### Extracts from a graphics dataset
* * * * * * * * *
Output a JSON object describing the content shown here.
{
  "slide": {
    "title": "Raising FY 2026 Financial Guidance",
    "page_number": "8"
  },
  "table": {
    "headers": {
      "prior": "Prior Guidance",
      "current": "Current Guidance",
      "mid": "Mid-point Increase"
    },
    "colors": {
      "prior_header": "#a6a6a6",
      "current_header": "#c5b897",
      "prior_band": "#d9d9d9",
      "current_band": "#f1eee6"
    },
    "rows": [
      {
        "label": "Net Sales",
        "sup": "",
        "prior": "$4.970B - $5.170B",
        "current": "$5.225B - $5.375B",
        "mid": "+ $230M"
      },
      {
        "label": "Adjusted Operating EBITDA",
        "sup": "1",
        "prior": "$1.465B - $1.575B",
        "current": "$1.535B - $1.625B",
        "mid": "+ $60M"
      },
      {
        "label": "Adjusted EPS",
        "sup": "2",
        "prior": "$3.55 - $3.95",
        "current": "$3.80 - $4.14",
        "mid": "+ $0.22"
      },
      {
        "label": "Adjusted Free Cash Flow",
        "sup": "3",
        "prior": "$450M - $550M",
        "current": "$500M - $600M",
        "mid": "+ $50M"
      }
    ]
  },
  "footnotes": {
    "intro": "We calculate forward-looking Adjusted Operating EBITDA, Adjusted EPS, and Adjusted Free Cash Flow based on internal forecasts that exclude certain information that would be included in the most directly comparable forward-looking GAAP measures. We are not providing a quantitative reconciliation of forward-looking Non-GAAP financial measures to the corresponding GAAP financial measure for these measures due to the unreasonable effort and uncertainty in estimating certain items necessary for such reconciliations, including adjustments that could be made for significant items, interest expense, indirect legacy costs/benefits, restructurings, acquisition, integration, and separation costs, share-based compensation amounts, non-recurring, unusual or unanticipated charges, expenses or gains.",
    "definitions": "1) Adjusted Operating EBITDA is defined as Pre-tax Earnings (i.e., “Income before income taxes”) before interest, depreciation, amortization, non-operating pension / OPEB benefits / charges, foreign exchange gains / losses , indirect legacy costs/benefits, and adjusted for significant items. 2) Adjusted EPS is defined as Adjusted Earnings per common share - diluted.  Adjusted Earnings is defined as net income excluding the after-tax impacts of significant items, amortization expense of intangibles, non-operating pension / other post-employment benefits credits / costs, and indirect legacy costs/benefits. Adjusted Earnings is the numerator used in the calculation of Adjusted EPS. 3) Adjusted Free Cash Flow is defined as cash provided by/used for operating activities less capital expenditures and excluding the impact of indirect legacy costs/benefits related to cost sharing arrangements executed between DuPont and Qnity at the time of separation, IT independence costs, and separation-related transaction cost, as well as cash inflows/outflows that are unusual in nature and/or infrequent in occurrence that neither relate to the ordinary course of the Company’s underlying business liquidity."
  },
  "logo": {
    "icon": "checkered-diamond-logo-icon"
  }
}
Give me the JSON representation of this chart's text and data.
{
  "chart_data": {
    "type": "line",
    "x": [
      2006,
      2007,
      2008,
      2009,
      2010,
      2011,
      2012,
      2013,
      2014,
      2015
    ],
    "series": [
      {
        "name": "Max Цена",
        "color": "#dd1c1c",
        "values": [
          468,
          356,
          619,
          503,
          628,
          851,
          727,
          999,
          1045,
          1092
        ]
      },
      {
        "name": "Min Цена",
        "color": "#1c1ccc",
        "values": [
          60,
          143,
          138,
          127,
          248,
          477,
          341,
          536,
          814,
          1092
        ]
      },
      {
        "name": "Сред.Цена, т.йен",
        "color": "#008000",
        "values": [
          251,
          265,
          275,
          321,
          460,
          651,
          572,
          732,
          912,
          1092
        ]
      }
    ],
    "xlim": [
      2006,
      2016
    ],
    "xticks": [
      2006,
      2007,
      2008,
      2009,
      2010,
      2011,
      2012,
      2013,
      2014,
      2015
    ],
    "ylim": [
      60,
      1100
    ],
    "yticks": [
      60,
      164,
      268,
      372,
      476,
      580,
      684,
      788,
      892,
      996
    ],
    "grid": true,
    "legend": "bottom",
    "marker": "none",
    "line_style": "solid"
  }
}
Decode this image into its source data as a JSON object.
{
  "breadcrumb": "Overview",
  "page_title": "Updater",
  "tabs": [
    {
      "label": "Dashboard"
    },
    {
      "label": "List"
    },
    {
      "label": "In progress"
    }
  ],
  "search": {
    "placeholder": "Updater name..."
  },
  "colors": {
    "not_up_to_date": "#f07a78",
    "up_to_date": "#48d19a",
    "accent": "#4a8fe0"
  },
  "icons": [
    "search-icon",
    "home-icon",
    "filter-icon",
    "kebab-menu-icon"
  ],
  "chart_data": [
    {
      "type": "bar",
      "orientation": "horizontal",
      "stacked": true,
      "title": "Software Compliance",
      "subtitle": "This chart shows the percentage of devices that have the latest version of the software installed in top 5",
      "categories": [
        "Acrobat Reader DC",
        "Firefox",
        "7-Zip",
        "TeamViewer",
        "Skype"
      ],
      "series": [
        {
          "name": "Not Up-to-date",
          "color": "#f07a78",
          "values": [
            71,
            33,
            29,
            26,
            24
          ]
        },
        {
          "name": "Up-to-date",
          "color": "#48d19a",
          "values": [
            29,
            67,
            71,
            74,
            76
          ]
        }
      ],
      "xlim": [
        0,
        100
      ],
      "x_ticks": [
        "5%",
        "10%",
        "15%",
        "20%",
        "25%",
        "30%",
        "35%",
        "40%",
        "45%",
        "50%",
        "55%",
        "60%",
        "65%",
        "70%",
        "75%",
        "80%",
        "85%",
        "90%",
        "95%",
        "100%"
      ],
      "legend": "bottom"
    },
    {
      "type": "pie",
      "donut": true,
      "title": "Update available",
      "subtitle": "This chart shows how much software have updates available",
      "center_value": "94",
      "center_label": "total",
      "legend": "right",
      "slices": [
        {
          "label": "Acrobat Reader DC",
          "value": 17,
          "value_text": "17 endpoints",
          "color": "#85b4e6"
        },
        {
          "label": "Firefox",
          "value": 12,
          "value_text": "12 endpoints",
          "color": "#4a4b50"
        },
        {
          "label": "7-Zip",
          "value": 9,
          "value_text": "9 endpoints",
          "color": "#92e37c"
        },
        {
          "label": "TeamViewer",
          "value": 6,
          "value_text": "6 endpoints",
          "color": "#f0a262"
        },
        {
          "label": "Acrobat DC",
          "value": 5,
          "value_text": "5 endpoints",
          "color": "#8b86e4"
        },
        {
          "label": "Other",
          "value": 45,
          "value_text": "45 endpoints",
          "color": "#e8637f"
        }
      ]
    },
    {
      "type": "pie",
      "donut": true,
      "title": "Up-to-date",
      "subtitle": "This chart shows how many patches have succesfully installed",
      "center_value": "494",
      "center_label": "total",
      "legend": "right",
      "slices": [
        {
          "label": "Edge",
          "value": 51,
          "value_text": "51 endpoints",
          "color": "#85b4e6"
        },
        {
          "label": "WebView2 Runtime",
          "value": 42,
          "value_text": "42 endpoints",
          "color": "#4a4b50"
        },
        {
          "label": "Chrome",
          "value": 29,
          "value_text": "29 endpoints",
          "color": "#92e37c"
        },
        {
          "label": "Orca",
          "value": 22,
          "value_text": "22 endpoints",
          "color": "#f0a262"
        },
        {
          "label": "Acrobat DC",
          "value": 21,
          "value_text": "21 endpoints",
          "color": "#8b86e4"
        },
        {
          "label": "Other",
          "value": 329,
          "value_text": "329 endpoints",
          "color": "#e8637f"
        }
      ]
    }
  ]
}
* * * * * * * * *
### Task directions
Print out every entry, keeping each one exact.

### The response
Output a JSON object describing the content shown here.
{
  "slide": {
    "title": "Raising FY 2026 Financial Guidance",
    "page_number": "8"
  },
  "table": {
    "headers": {
      "prior": "Prior Guidance",
      "current": "Current Guidance",
      "mid": "Mid-point Increase"
    },
    "colors": {
      "prior_header": "#a6a6a6",
      "current_header": "#c5b897",
      "prior_band": "#d9d9d9",
      "current_band": "#f1eee6"
    },
    "rows": [
      {
        "label": "Net Sales",
        "sup": "",
        "prior": "$4.970B - $5.170B",
        "current": "$5.225B - $5.375B",
        "mid": "+ $230M"
      },
      {
        "label": "Adjusted Operating EBITDA",
        "sup": "1",
        "prior": "$1.465B - $1.575B",
        "current": "$1.535B - $1.625B",
        "mid": "+ $60M"
      },
      {
        "label": "Adjusted EPS",
        "sup": "2",
        "prior": "$3.55 - $3.95",
        "current": "$3.80 - $4.14",
        "mid": "+ $0.22"
      },
      {
        "label": "Adjusted Free Cash Flow",
        "sup": "3",
        "prior": "$450M - $550M",
        "current": "$500M - $600M",
        "mid": "+ $50M"
      }
    ]
  },
  "footnotes": {
    "intro": "We calculate forward-looking Adjusted Operating EBITDA, Adjusted EPS, and Adjusted Free Cash Flow based on internal forecasts that exclude certain information that would be included in the most directly comparable forward-looking GAAP measures. We are not providing a quantitative reconciliation of forward-looking Non-GAAP financial measures to the corresponding GAAP financial measure for these measures due to the unreasonable effort and uncertainty in estimating certain items necessary for such reconciliations, including adjustments that could be made for significant items, interest expense, indirect legacy costs/benefits, restructurings, acquisition, integration, and separation costs, share-based compensation amounts, non-recurring, unusual or unanticipated charges, expenses or gains.",
    "definitions": "1) Adjusted Operating EBITDA is defined as Pre-tax Earnings (i.e., “Income before income taxes”) before interest, depreciation, amortization, non-operating pension / OPEB benefits / charges, foreign exchange gains / losses , indirect legacy costs/benefits, and adjusted for significant items. 2) Adjusted EPS is defined as Adjusted Earnings per common share - diluted.  Adjusted Earnings is defined as net income excluding the after-tax impacts of significant items, amortization expense of intangibles, non-operating pension / other post-employment benefits credits / costs, and indirect legacy costs/benefits. Adjusted Earnings is the numerator used in the calculation of Adjusted EPS. 3) Adjusted Free Cash Flow is defined as cash provided by/used for operating activities less capital expenditures and excluding the impact of indirect legacy costs/benefits related to cost sharing arrangements executed between DuPont and Qnity at the time of separation, IT independence costs, and separation-related transaction cost, as well as cash inflows/outflows that are unusual in nature and/or infrequent in occurrence that neither relate to the ordinary course of the Company’s underlying business liquidity."
  },
  "logo": {
    "icon": "checkered-diamond-logo-icon"
  }
}
Give me the JSON representation of this chart's text and data.
{
  "chart_data": {
    "type": "line",
    "x": [
      2006,
      2007,
      2008,
      2009,
      2010,
      2011,
      2012,
      2013,
      2014,
      2015
    ],
    "series": [
      {
        "name": "Max Цена",
        "color": "#dd1c1c",
        "values": [
          468,
          356,
          619,
          503,
          628,
          851,
          727,
          999,
          1045,
          1092
        ]
      },
      {
        "name": "Min Цена",
        "color": "#1c1ccc",
        "values": [
          60,
          143,
          138,
          127,
          248,
          477,
          341,
          536,
          814,
          1092
        ]
      },
      {
        "name": "Сред.Цена, т.йен",
        "color": "#008000",
        "values": [
          251,
          265,
          275,
          321,
          460,
          651,
          572,
          732,
          912,
          1092
        ]
      }
    ],
    "xlim": [
      2006,
      2016
    ],
    "xticks": [
      2006,
      2007,
      2008,
      2009,
      2010,
      2011,
      2012,
      2013,
      2014,
      2015
    ],
    "ylim": [
      60,
      1100
    ],
    "yticks": [
      60,
      164,
      268,
      372,
      476,
      580,
      684,
      788,
      892,
      996
    ],
    "grid": true,
    "legend": "bottom",
    "marker": "none",
    "line_style": "solid"
  }
}
Decode this image into its source data as a JSON object.
{
  "breadcrumb": "Overview",
  "page_title": "Updater",
  "tabs": [
    {
      "label": "Dashboard"
    },
    {
      "label": "List"
    },
    {
      "label": "In progress"
    }
  ],
  "search": {
    "placeholder": "Updater name..."
  },
  "colors": {
    "not_up_to_date": "#f07a78",
    "up_to_date": "#48d19a",
    "accent": "#4a8fe0"
  },
  "icons": [
    "search-icon",
    "home-icon",
    "filter-icon",
    "kebab-menu-icon"
  ],
  "chart_data": [
    {
      "type": "bar",
      "orientation": "horizontal",
      "stacked": true,
      "title": "Software Compliance",
      "subtitle": "This chart shows the percentage of devices that have the latest version of the software installed in top 5",
      "categories": [
        "Acrobat Reader DC",
        "Firefox",
        "7-Zip",
        "TeamViewer",
        "Skype"
      ],
      "series": [
        {
          "name": "Not Up-to-date",
          "color": "#f07a78",
          "values": [
            71,
            33,
            29,
            26,
            24
          ]
        },
        {
          "name": "Up-to-date",
          "color": "#48d19a",
          "values": [
            29,
            67,
            71,
            74,
            76
          ]
        }
      ],
      "xlim": [
        0,
        100
      ],
      "x_ticks": [
        "5%",
        "10%",
        "15%",
        "20%",
        "25%",
        "30%",
        "35%",
        "40%",
        "45%",
        "50%",
        "55%",
        "60%",
        "65%",
        "70%",
        "75%",
        "80%",
        "85%",
        "90%",
        "95%",
        "100%"
      ],
      "legend": "bottom"
    },
    {
      "type": "pie",
      "donut": true,
      "title": "Update available",
      "subtitle": "This chart shows how much software have updates available",
      "center_value": "94",
      "center_label": "total",
      "legend": "right",
      "slices": [
        {
          "label": "Acrobat Reader DC",
          "value": 17,
          "value_text": "17 endpoints",
          "color": "#85b4e6"
        },
        {
          "label": "Firefox",
          "value": 12,
          "value_text": "12 endpoints",
          "color": "#4a4b50"
        },
        {
          "label": "7-Zip",
          "value": 9,
          "value_text": "9 endpoints",
          "color": "#92e37c"
        },
        {
          "label": "TeamViewer",
          "value": 6,
          "value_text": "6 endpoints",
          "color": "#f0a262"
        },
        {
          "label": "Acrobat DC",
          "value": 5,
          "value_text": "5 endpoints",
          "color": "#8b86e4"
        },
        {
          "label": "Other",
          "value": 45,
          "value_text": "45 endpoints",
          "color": "#e8637f"
        }
      ]
    },
    {
      "type": "pie",
      "donut": true,
      "title": "Up-to-date",
      "subtitle": "This chart shows how many patches have succesfully installed",
      "center_value": "494",
      "center_label": "total",
      "legend": "right",
      "slices": [
        {
          "label": "Edge",
          "value": 51,
          "value_text": "51 endpoints",
          "color": "#85b4e6"
        },
        {
          "label": "WebView2 Runtime",
          "value": 42,
          "value_text": "42 endpoints",
          "color": "#4a4b50"
        },
        {
          "label": "Chrome",
          "value": 29,
          "value_text": "29 endpoints",
          "color": "#92e37c"
        },
        {
          "label": "Orca",
          "value": 22,
          "value_text": "22 endpoints",
          "color": "#f0a262"
        },
        {
          "label": "Acrobat DC",
          "value": 21,
          "value_text": "21 endpoints",
          "color": "#8b86e4"
        },
        {
          "label": "Other",
          "value": 329,
          "value_text": "329 endpoints",
          "color": "#e8637f"
        }
      ]
    }
  ]
}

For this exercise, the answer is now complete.